WRITTEN INSTRUCTION: Every record that follows must be duplicated exactly, with images left out.

Figure dataset records
- - -

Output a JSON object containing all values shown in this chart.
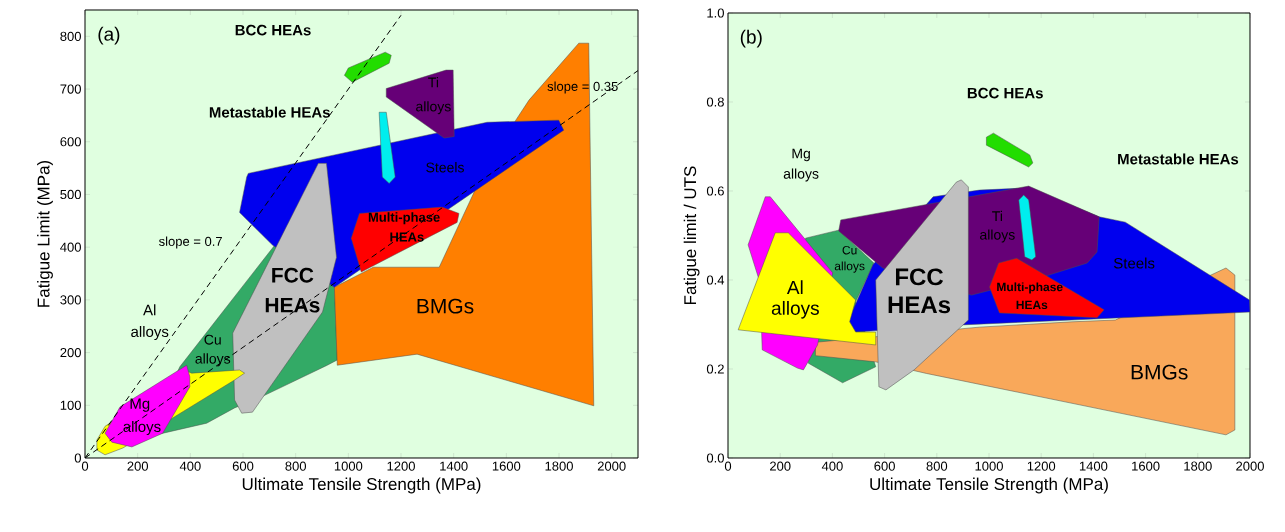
{
  "chart_data": [
    {
      "type": "area",
      "xlabel": "Ultimate Tensile Strength (MPa)",
      "ylabel": "Fatigue Limit (MPa)",
      "xlim": [
        0,
        2100
      ],
      "ylim": [
        0,
        850
      ],
      "xticks": [
        0,
        200,
        400,
        600,
        800,
        1000,
        1200,
        1400,
        1600,
        1800,
        2000
      ],
      "yticks": [
        0,
        100,
        200,
        300,
        400,
        500,
        600,
        700,
        800
      ],
      "series": [
        {
          "color": "#33aa66",
          "x": [
            360,
            727,
            947,
            958,
            920,
            670,
            568,
            462,
            235
          ],
          "values": [
            173,
            408,
            324,
            186,
            176,
            116,
            95,
            66,
            40
          ]
        },
        {
          "color": "#ff7f00",
          "x": [
            947,
            958,
            1261,
            1932,
            1913,
            1875,
            1686,
            1636,
            1481,
            1345,
            1095
          ],
          "values": [
            324,
            176,
            197,
            99,
            787,
            787,
            679,
            641,
            508,
            362,
            362
          ]
        },
        {
          "color": "#0000ee",
          "x": [
            620,
            1527,
            1799,
            1818,
            947,
            712,
            587,
            614
          ],
          "values": [
            540,
            637,
            641,
            622,
            324,
            404,
            466,
            533
          ]
        },
        {
          "color": "#ff0000",
          "x": [
            1011,
            1042,
            1356,
            1420,
            1413,
            1049
          ],
          "values": [
            417,
            464,
            476,
            464,
            447,
            353
          ]
        },
        {
          "color": "#c0c0c0",
          "x": [
            561,
            886,
            917,
            955,
            902,
            636,
            595,
            568
          ],
          "values": [
            237,
            559,
            559,
            381,
            277,
            87,
            85,
            110
          ]
        },
        {
          "color": "#ffff00",
          "x": [
            76,
            45,
            45,
            76,
            386,
            405,
            587,
            606,
            568,
            333,
            144
          ],
          "values": [
            6,
            15,
            34,
            60,
            165,
            161,
            167,
            161,
            148,
            76,
            19
          ]
        },
        {
          "color": "#ff00ff",
          "x": [
            133,
            386,
            398,
            398,
            295,
            178,
            102,
            76
          ],
          "values": [
            97,
            176,
            154,
            135,
            47,
            21,
            30,
            47
          ]
        },
        {
          "color": "#660077",
          "x": [
            1144,
            1371,
            1398,
            1402,
            1364,
            1144
          ],
          "values": [
            701,
            736,
            736,
            610,
            607,
            685
          ]
        },
        {
          "color": "#00eeee",
          "x": [
            1117,
            1144,
            1178,
            1155,
            1129
          ],
          "values": [
            656,
            656,
            533,
            521,
            533
          ]
        },
        {
          "color": "#22dd00",
          "x": [
            985,
            1015,
            1155,
            1163,
            1140,
            1000
          ],
          "values": [
            726,
            713,
            749,
            764,
            770,
            740
          ]
        },
        {
          "type": "line",
          "line_style": "dashed",
          "color": "#000000",
          "x": [
            0,
            1200
          ],
          "values": [
            0,
            840
          ]
        },
        {
          "type": "line",
          "line_style": "dashed",
          "color": "#000000",
          "x": [
            0,
            2100
          ],
          "values": [
            0,
            735
          ]
        }
      ],
      "annotations": [
        "(a)",
        "BCC HEAs",
        "Metastable HEAs",
        "Ti",
        "alloys",
        "Steels",
        "Multi-phase",
        "HEAs",
        "FCC",
        "HEAs",
        "BMGs",
        "Cu",
        "alloys",
        "Al",
        "alloys",
        "Mg",
        "alloys",
        "slope = 0.7",
        "slope = 0.35"
      ]
    },
    {
      "type": "area",
      "xlabel": "Ultimate Tensile Strength (MPa)",
      "ylabel": "Fatigue limit / UTS",
      "xlim": [
        0,
        2000
      ],
      "ylim": [
        0,
        1.0
      ],
      "xticks": [
        0,
        200,
        400,
        600,
        800,
        1000,
        1200,
        1400,
        1600,
        1800,
        2000
      ],
      "yticks": [
        {
          "value": 0,
          "label": "0.0"
        },
        0.2,
        0.4,
        0.6,
        0.8,
        {
          "value": 1,
          "label": "1.0"
        }
      ],
      "series": [
        {
          "color": "#33aa66",
          "x": [
            297,
            424,
            559,
            489,
            566,
            439,
            308
          ],
          "values": [
            0.494,
            0.512,
            0.438,
            0.351,
            0.205,
            0.169,
            0.213
          ]
        },
        {
          "color": "#f9a85a",
          "x": [
            335,
            963,
            1318,
            1484,
            1908,
            1942,
            1942,
            1908,
            760,
            566,
            335
          ],
          "values": [
            0.26,
            0.294,
            0.306,
            0.31,
            0.427,
            0.411,
            0.063,
            0.052,
            0.19,
            0.216,
            0.23
          ]
        },
        {
          "color": "#0000ee",
          "x": [
            489,
            462,
            555,
            786,
            963,
            1152,
            1422,
            1522,
            1998,
            2000,
            894
          ],
          "values": [
            0.283,
            0.31,
            0.434,
            0.587,
            0.602,
            0.607,
            0.542,
            0.53,
            0.355,
            0.328,
            0.299
          ]
        },
        {
          "color": "#660077",
          "x": [
            424,
            593,
            933,
            1229,
            1376,
            1414,
            1422,
            1152,
            925,
            432
          ],
          "values": [
            0.51,
            0.427,
            0.366,
            0.411,
            0.438,
            0.463,
            0.542,
            0.611,
            0.587,
            0.535
          ]
        },
        {
          "color": "#ff0000",
          "x": [
            1037,
            1106,
            1441,
            1414,
            1040,
            1002
          ],
          "values": [
            0.438,
            0.449,
            0.333,
            0.315,
            0.326,
            0.384
          ]
        },
        {
          "color": "#c0c0c0",
          "x": [
            875,
            894,
            921,
            921,
            713,
            605,
            578,
            566
          ],
          "values": [
            0.62,
            0.625,
            0.609,
            0.31,
            0.198,
            0.153,
            0.16,
            0.4
          ]
        },
        {
          "color": "#ff00ff",
          "x": [
            143,
            162,
            401,
            343,
            289,
            266,
            131,
            123,
            77
          ],
          "values": [
            0.587,
            0.587,
            0.416,
            0.254,
            0.198,
            0.202,
            0.243,
            0.393,
            0.479
          ]
        },
        {
          "color": "#ffff00",
          "x": [
            181,
            231,
            489,
            466,
            489,
            566,
            566,
            39,
            46
          ],
          "values": [
            0.506,
            0.506,
            0.355,
            0.306,
            0.283,
            0.283,
            0.254,
            0.288,
            0.299
          ]
        },
        {
          "color": "#00eeee",
          "x": [
            1114,
            1133,
            1152,
            1179,
            1164,
            1137
          ],
          "values": [
            0.58,
            0.591,
            0.58,
            0.452,
            0.445,
            0.452
          ]
        },
        {
          "color": "#22dd00",
          "x": [
            990,
            1017,
            1156,
            1168,
            1152,
            990
          ],
          "values": [
            0.721,
            0.73,
            0.681,
            0.663,
            0.654,
            0.703
          ]
        }
      ],
      "annotations": [
        "(b)",
        "BCC HEAs",
        "Metastable HEAs",
        "Mg",
        "alloys",
        "Cu",
        "alloys",
        "Al",
        "alloys",
        "FCC",
        "HEAs",
        "Ti",
        "alloys",
        "Multi-phase",
        "HEAs",
        "Steels",
        "BMGs"
      ]
    }
  ]
}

- - -

THE ANSWER:
Output a JSON object containing all values shown in this chart.
{
  "chart_data": [
    {
      "type": "area",
      "xlabel": "Ultimate Tensile Strength (MPa)",
      "ylabel": "Fatigue Limit (MPa)",
      "xlim": [
        0,
        2100
      ],
      "ylim": [
        0,
        850
      ],
      "xticks": [
        0,
        200,
        400,
        600,
        800,
        1000,
        1200,
        1400,
        1600,
        1800,
        2000
      ],
      "yticks": [
        0,
        100,
        200,
        300,
        400,
        500,
        600,
        700,
        800
      ],
      "series": [
        {
          "color": "#33aa66",
          "x": [
            360,
            727,
            947,
            958,
            920,
            670,
            568,
            462,
            235
          ],
          "values": [
            173,
            408,
            324,
            186,
            176,
            116,
            95,
            66,
            40
          ]
        },
        {
          "color": "#ff7f00",
          "x": [
            947,
            958,
            1261,
            1932,
            1913,
            1875,
            1686,
            1636,
            1481,
            1345,
            1095
          ],
          "values": [
            324,
            176,
            197,
            99,
            787,
            787,
            679,
            641,
            508,
            362,
            362
          ]
        },
        {
          "color": "#0000ee",
          "x": [
            620,
            1527,
            1799,
            1818,
            947,
            712,
            587,
            614
          ],
          "values": [
            540,
            637,
            641,
            622,
            324,
            404,
            466,
            533
          ]
        },
        {
          "color": "#ff0000",
          "x": [
            1011,
            1042,
            1356,
            1420,
            1413,
            1049
          ],
          "values": [
            417,
            464,
            476,
            464,
            447,
            353
          ]
        },
        {
          "color": "#c0c0c0",
          "x": [
            561,
            886,
            917,
            955,
            902,
            636,
            595,
            568
          ],
          "values": [
            237,
            559,
            559,
            381,
            277,
            87,
            85,
            110
          ]
        },
        {
          "color": "#ffff00",
          "x": [
            76,
            45,
            45,
            76,
            386,
            405,
            587,
            606,
            568,
            333,
            144
          ],
          "values": [
            6,
            15,
            34,
            60,
            165,
            161,
            167,
            161,
            148,
            76,
            19
          ]
        },
        {
          "color": "#ff00ff",
          "x": [
            133,
            386,
            398,
            398,
            295,
            178,
            102,
            76
          ],
          "values": [
            97,
            176,
            154,
            135,
            47,
            21,
            30,
            47
          ]
        },
        {
          "color": "#660077",
          "x": [
            1144,
            1371,
            1398,
            1402,
            1364,
            1144
          ],
          "values": [
            701,
            736,
            736,
            610,
            607,
            685
          ]
        },
        {
          "color": "#00eeee",
          "x": [
            1117,
            1144,
            1178,
            1155,
            1129
          ],
          "values": [
            656,
            656,
            533,
            521,
            533
          ]
        },
        {
          "color": "#22dd00",
          "x": [
            985,
            1015,
            1155,
            1163,
            1140,
            1000
          ],
          "values": [
            726,
            713,
            749,
            764,
            770,
            740
          ]
        },
        {
          "type": "line",
          "line_style": "dashed",
          "color": "#000000",
          "x": [
            0,
            1200
          ],
          "values": [
            0,
            840
          ]
        },
        {
          "type": "line",
          "line_style": "dashed",
          "color": "#000000",
          "x": [
            0,
            2100
          ],
          "values": [
            0,
            735
          ]
        }
      ],
      "annotations": [
        "(a)",
        "BCC HEAs",
        "Metastable HEAs",
        "Ti",
        "alloys",
        "Steels",
        "Multi-phase",
        "HEAs",
        "FCC",
        "HEAs",
        "BMGs",
        "Cu",
        "alloys",
        "Al",
        "alloys",
        "Mg",
        "alloys",
        "slope = 0.7",
        "slope = 0.35"
      ]
    },
    {
      "type": "area",
      "xlabel": "Ultimate Tensile Strength (MPa)",
      "ylabel": "Fatigue limit / UTS",
      "xlim": [
        0,
        2000
      ],
      "ylim": [
        0,
        1.0
      ],
      "xticks": [
        0,
        200,
        400,
        600,
        800,
        1000,
        1200,
        1400,
        1600,
        1800,
        2000
      ],
      "yticks": [
        {
          "value": 0,
          "label": "0.0"
        },
        0.2,
        0.4,
        0.6,
        0.8,
        {
          "value": 1,
          "label": "1.0"
        }
      ],
      "series": [
        {
          "color": "#33aa66",
          "x": [
            297,
            424,
            559,
            489,
            566,
            439,
            308
          ],
          "values": [
            0.494,
            0.512,
            0.438,
            0.351,
            0.205,
            0.169,
            0.213
          ]
        },
        {
          "color": "#f9a85a",
          "x": [
            335,
            963,
            1318,
            1484,
            1908,
            1942,
            1942,
            1908,
            760,
            566,
            335
          ],
          "values": [
            0.26,
            0.294,
            0.306,
            0.31,
            0.427,
            0.411,
            0.063,
            0.052,
            0.19,
            0.216,
            0.23
          ]
        },
        {
          "color": "#0000ee",
          "x": [
            489,
            462,
            555,
            786,
            963,
            1152,
            1422,
            1522,
            1998,
            2000,
            894
          ],
          "values": [
            0.283,
            0.31,
            0.434,
            0.587,
            0.602,
            0.607,
            0.542,
            0.53,
            0.355,
            0.328,
            0.299
          ]
        },
        {
          "color": "#660077",
          "x": [
            424,
            593,
            933,
            1229,
            1376,
            1414,
            1422,
            1152,
            925,
            432
          ],
          "values": [
            0.51,
            0.427,
            0.366,
            0.411,
            0.438,
            0.463,
            0.542,
            0.611,
            0.587,
            0.535
          ]
        },
        {
          "color": "#ff0000",
          "x": [
            1037,
            1106,
            1441,
            1414,
            1040,
            1002
          ],
          "values": [
            0.438,
            0.449,
            0.333,
            0.315,
            0.326,
            0.384
          ]
        },
        {
          "color": "#c0c0c0",
          "x": [
            875,
            894,
            921,
            921,
            713,
            605,
            578,
            566
          ],
          "values": [
            0.62,
            0.625,
            0.609,
            0.31,
            0.198,
            0.153,
            0.16,
            0.4
          ]
        },
        {
          "color": "#ff00ff",
          "x": [
            143,
            162,
            401,
            343,
            289,
            266,
            131,
            123,
            77
          ],
          "values": [
            0.587,
            0.587,
            0.416,
            0.254,
            0.198,
            0.202,
            0.243,
            0.393,
            0.479
          ]
        },
        {
          "color": "#ffff00",
          "x": [
            181,
            231,
            489,
            466,
            489,
            566,
            566,
            39,
            46
          ],
          "values": [
            0.506,
            0.506,
            0.355,
            0.306,
            0.283,
            0.283,
            0.254,
            0.288,
            0.299
          ]
        },
        {
          "color": "#00eeee",
          "x": [
            1114,
            1133,
            1152,
            1179,
            1164,
            1137
          ],
          "values": [
            0.58,
            0.591,
            0.58,
            0.452,
            0.445,
            0.452
          ]
        },
        {
          "color": "#22dd00",
          "x": [
            990,
            1017,
            1156,
            1168,
            1152,
            990
          ],
          "values": [
            0.721,
            0.73,
            0.681,
            0.663,
            0.654,
            0.703
          ]
        }
      ],
      "annotations": [
        "(b)",
        "BCC HEAs",
        "Metastable HEAs",
        "Mg",
        "alloys",
        "Cu",
        "alloys",
        "Al",
        "alloys",
        "FCC",
        "HEAs",
        "Ti",
        "alloys",
        "Multi-phase",
        "HEAs",
        "Steels",
        "BMGs"
      ]
    }
  ]
}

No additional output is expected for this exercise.